Provided data:
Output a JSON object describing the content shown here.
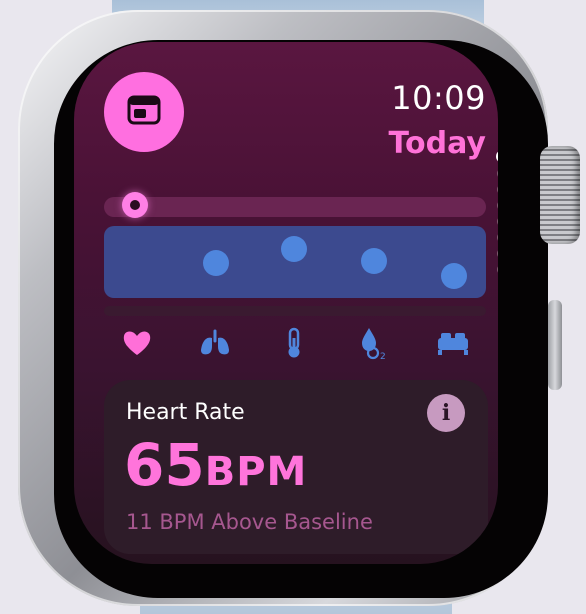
{
  "watch": {
    "time": "10:09",
    "date_label": "Today",
    "page_indicator": {
      "count": 8,
      "active_index": 0
    }
  },
  "colors": {
    "accent_pink": "#ff72d8",
    "respiratory_blue": "#4f86dd",
    "background_plum": "#4a1236"
  },
  "icons": {
    "app": "card-icon",
    "metrics": [
      "heart-icon",
      "lungs-icon",
      "thermometer-icon",
      "blood-oxygen-icon",
      "bed-icon"
    ]
  },
  "card": {
    "title": "Heart Rate",
    "value": "65",
    "unit": "BPM",
    "subtitle": "11 BPM Above Baseline"
  }
}
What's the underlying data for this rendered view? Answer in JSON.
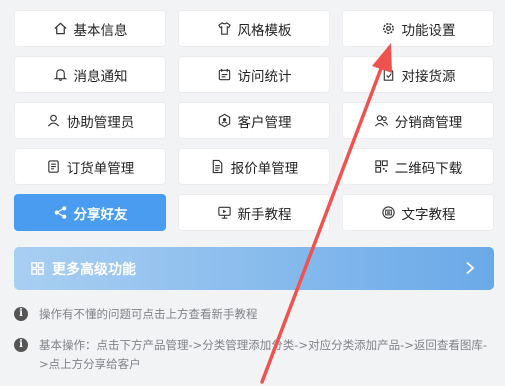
{
  "grid": [
    {
      "label": "基本信息",
      "icon": "home-icon",
      "active": false
    },
    {
      "label": "风格模板",
      "icon": "shirt-icon",
      "active": false
    },
    {
      "label": "功能设置",
      "icon": "gear-icon",
      "active": false
    },
    {
      "label": "消息通知",
      "icon": "bell-icon",
      "active": false
    },
    {
      "label": "访问统计",
      "icon": "calendar-icon",
      "active": false
    },
    {
      "label": "对接货源",
      "icon": "document-icon",
      "active": false
    },
    {
      "label": "协助管理员",
      "icon": "user-icon",
      "active": false
    },
    {
      "label": "客户管理",
      "icon": "badge-icon",
      "active": false
    },
    {
      "label": "分销商管理",
      "icon": "users-icon",
      "active": false
    },
    {
      "label": "订货单管理",
      "icon": "list-icon",
      "active": false
    },
    {
      "label": "报价单管理",
      "icon": "file-icon",
      "active": false
    },
    {
      "label": "二维码下载",
      "icon": "qrcode-icon",
      "active": false
    },
    {
      "label": "分享好友",
      "icon": "share-icon",
      "active": true
    },
    {
      "label": "新手教程",
      "icon": "monitor-icon",
      "active": false
    },
    {
      "label": "文字教程",
      "icon": "text-icon",
      "active": false
    }
  ],
  "banner": {
    "label": "更多高级功能",
    "icon": "apps-icon"
  },
  "notes": [
    "操作有不懂的问题可点击上方查看新手教程",
    "基本操作：点击下方产品管理->分类管理添加分类->对应分类添加产品->返回查看图库->点上方分享给客户"
  ],
  "colors": {
    "accent": "#4a9cf0",
    "background": "#f2f3f5",
    "annotation_arrow": "#ef5350"
  }
}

Requirement: Pictures in the records above are not copied; print everything else exactly.

Answer below:
Output a JSON object describing the content shown here.
{
  "watch": {
    "time": "10:09",
    "date_label": "Today",
    "page_indicator": {
      "count": 8,
      "active_index": 0
    }
  },
  "colors": {
    "accent_pink": "#ff72d8",
    "respiratory_blue": "#4f86dd",
    "background_plum": "#4a1236"
  },
  "icons": {
    "app": "card-icon",
    "metrics": [
      "heart-icon",
      "lungs-icon",
      "thermometer-icon",
      "blood-oxygen-icon",
      "bed-icon"
    ]
  },
  "card": {
    "title": "Heart Rate",
    "value": "65",
    "unit": "BPM",
    "subtitle": "11 BPM Above Baseline"
  }
}
What's the underlying data for this rendered view? Answer in JSON.
{
  "grid": [
    {
      "label": "基本信息",
      "icon": "home-icon",
      "active": false
    },
    {
      "label": "风格模板",
      "icon": "shirt-icon",
      "active": false
    },
    {
      "label": "功能设置",
      "icon": "gear-icon",
      "active": false
    },
    {
      "label": "消息通知",
      "icon": "bell-icon",
      "active": false
    },
    {
      "label": "访问统计",
      "icon": "calendar-icon",
      "active": false
    },
    {
      "label": "对接货源",
      "icon": "document-icon",
      "active": false
    },
    {
      "label": "协助管理员",
      "icon": "user-icon",
      "active": false
    },
    {
      "label": "客户管理",
      "icon": "badge-icon",
      "active": false
    },
    {
      "label": "分销商管理",
      "icon": "users-icon",
      "active": false
    },
    {
      "label": "订货单管理",
      "icon": "list-icon",
      "active": false
    },
    {
      "label": "报价单管理",
      "icon": "file-icon",
      "active": false
    },
    {
      "label": "二维码下载",
      "icon": "qrcode-icon",
      "active": false
    },
    {
      "label": "分享好友",
      "icon": "share-icon",
      "active": true
    },
    {
      "label": "新手教程",
      "icon": "monitor-icon",
      "active": false
    },
    {
      "label": "文字教程",
      "icon": "text-icon",
      "active": false
    }
  ],
  "banner": {
    "label": "更多高级功能",
    "icon": "apps-icon"
  },
  "notes": [
    "操作有不懂的问题可点击上方查看新手教程",
    "基本操作：点击下方产品管理->分类管理添加分类->对应分类添加产品->返回查看图库->点上方分享给客户"
  ],
  "colors": {
    "accent": "#4a9cf0",
    "background": "#f2f3f5",
    "annotation_arrow": "#ef5350"
  }
}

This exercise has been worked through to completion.